» Job: Present the following entries again, word for word and in full.

» Exercise inputs:
▶
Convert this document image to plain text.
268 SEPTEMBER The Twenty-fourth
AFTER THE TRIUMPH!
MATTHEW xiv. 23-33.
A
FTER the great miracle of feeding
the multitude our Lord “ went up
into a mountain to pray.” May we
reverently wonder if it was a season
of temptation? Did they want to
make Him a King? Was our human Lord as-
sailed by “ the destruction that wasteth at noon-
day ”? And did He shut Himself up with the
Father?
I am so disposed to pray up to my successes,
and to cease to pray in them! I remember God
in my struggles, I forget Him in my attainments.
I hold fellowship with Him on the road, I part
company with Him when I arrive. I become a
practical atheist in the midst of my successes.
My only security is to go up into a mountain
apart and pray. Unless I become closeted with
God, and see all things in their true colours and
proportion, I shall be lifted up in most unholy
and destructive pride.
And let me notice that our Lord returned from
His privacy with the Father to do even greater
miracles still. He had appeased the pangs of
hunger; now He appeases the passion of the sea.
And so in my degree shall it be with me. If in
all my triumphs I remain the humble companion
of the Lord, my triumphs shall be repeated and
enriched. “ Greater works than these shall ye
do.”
◀
» Task response:
Convert this document image to plain text.
268 SEPTEMBER The Twenty-fourth
AFTER THE TRIUMPH!
MATTHEW xiv. 23-33.
A
FTER the great miracle of feeding
the multitude our Lord “ went up
into a mountain to pray.” May we
reverently wonder if it was a season
of temptation? Did they want to
make Him a King? Was our human Lord as-
sailed by “ the destruction that wasteth at noon-
day ”? And did He shut Himself up with the
Father?
I am so disposed to pray up to my successes,
and to cease to pray in them! I remember God
in my struggles, I forget Him in my attainments.
I hold fellowship with Him on the road, I part
company with Him when I arrive. I become a
practical atheist in the midst of my successes.
My only security is to go up into a mountain
apart and pray. Unless I become closeted with
God, and see all things in their true colours and
proportion, I shall be lifted up in most unholy
and destructive pride.
And let me notice that our Lord returned from
His privacy with the Father to do even greater
miracles still. He had appeased the pangs of
hunger; now He appeases the passion of the sea.
And so in my degree shall it be with me. If in
all my triumphs I remain the humble companion
of the Lord, my triumphs shall be repeated and
enriched. “ Greater works than these shall ye
do.”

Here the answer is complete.